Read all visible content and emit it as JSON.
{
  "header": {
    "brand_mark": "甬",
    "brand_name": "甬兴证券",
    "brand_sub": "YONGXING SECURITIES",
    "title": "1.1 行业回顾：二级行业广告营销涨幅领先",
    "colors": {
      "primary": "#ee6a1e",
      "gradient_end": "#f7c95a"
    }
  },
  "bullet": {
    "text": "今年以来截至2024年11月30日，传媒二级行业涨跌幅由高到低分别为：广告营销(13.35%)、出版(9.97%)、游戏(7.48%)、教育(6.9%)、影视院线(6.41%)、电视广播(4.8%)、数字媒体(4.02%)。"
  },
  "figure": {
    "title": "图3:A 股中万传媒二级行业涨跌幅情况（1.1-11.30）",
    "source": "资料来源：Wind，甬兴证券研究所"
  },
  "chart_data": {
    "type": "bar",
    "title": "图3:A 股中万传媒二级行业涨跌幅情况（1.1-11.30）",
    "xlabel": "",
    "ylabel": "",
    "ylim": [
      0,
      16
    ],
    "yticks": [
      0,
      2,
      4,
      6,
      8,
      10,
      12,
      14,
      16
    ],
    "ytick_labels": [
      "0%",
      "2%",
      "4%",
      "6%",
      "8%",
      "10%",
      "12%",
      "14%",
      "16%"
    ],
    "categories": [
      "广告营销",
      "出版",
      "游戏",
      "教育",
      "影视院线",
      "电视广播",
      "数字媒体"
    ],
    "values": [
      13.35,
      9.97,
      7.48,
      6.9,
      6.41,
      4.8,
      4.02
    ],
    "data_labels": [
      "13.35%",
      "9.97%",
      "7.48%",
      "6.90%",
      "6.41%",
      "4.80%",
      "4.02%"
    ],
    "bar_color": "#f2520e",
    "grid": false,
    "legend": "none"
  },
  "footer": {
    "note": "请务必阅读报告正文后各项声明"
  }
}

-----

**GIVEN PROBLEM**
Transcribe each entry precisely, missing none.

**SOLUTION BELOW**
Read all visible content and emit it as JSON.
{
  "header": {
    "brand_mark": "甬",
    "brand_name": "甬兴证券",
    "brand_sub": "YONGXING SECURITIES",
    "title": "1.1 行业回顾：二级行业广告营销涨幅领先",
    "colors": {
      "primary": "#ee6a1e",
      "gradient_end": "#f7c95a"
    }
  },
  "bullet": {
    "text": "今年以来截至2024年11月30日，传媒二级行业涨跌幅由高到低分别为：广告营销(13.35%)、出版(9.97%)、游戏(7.48%)、教育(6.9%)、影视院线(6.41%)、电视广播(4.8%)、数字媒体(4.02%)。"
  },
  "figure": {
    "title": "图3:A 股中万传媒二级行业涨跌幅情况（1.1-11.30）",
    "source": "资料来源：Wind，甬兴证券研究所"
  },
  "chart_data": {
    "type": "bar",
    "title": "图3:A 股中万传媒二级行业涨跌幅情况（1.1-11.30）",
    "xlabel": "",
    "ylabel": "",
    "ylim": [
      0,
      16
    ],
    "yticks": [
      0,
      2,
      4,
      6,
      8,
      10,
      12,
      14,
      16
    ],
    "ytick_labels": [
      "0%",
      "2%",
      "4%",
      "6%",
      "8%",
      "10%",
      "12%",
      "14%",
      "16%"
    ],
    "categories": [
      "广告营销",
      "出版",
      "游戏",
      "教育",
      "影视院线",
      "电视广播",
      "数字媒体"
    ],
    "values": [
      13.35,
      9.97,
      7.48,
      6.9,
      6.41,
      4.8,
      4.02
    ],
    "data_labels": [
      "13.35%",
      "9.97%",
      "7.48%",
      "6.90%",
      "6.41%",
      "4.80%",
      "4.02%"
    ],
    "bar_color": "#f2520e",
    "grid": false,
    "legend": "none"
  },
  "footer": {
    "note": "请务必阅读报告正文后各项声明"
  }
}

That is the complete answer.